Items from a data source:
'''

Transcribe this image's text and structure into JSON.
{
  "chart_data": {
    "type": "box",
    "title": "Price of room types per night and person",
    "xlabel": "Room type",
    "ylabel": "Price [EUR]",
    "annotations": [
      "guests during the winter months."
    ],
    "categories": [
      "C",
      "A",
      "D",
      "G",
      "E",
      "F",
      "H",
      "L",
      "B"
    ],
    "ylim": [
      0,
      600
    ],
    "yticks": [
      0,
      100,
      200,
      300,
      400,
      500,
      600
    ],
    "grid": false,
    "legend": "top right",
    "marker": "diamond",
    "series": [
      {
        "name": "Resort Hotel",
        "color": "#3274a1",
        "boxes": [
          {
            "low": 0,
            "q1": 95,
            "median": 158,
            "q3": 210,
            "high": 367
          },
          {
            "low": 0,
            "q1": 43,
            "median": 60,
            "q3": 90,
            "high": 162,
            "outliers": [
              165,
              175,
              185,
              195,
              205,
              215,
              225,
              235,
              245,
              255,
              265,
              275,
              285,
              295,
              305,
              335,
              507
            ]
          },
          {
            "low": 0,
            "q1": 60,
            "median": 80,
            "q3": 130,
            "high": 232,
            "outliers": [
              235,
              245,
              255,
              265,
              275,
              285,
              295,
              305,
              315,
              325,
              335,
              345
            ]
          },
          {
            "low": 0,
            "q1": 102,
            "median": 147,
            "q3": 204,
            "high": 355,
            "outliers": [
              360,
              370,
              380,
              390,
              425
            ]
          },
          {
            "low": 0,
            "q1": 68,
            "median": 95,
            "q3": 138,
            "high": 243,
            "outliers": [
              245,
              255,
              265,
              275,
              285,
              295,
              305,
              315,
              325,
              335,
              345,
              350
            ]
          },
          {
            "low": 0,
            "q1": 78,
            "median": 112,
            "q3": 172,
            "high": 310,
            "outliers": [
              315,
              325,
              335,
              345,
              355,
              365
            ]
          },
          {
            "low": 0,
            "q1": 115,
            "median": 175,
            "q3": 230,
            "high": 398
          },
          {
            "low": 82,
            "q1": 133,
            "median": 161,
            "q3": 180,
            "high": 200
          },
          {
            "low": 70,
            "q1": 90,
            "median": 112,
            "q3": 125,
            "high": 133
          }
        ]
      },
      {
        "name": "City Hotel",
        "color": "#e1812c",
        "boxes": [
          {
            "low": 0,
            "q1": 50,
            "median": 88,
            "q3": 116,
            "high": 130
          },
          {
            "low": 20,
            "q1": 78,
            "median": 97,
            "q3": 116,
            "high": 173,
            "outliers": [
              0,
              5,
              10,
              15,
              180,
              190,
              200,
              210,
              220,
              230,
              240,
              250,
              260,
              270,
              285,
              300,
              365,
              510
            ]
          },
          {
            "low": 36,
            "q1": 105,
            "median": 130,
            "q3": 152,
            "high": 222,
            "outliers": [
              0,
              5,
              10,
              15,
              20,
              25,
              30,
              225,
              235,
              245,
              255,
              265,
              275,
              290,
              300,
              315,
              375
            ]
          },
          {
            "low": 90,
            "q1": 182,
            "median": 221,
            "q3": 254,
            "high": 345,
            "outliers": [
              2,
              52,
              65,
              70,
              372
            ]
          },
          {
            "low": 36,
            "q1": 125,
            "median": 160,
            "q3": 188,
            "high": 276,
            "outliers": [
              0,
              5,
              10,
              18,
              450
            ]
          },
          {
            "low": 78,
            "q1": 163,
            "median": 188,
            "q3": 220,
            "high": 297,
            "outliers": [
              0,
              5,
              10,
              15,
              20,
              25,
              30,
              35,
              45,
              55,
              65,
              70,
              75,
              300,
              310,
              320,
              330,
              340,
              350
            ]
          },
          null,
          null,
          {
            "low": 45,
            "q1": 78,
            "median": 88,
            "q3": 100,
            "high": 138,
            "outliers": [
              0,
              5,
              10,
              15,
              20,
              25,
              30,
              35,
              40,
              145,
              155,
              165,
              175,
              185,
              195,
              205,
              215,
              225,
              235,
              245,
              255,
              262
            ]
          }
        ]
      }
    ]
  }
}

'''

■ Your goal ■
Of all the lines in the listing above, how many include "Price"? Write only the number.

■ Result of the exercise ■
2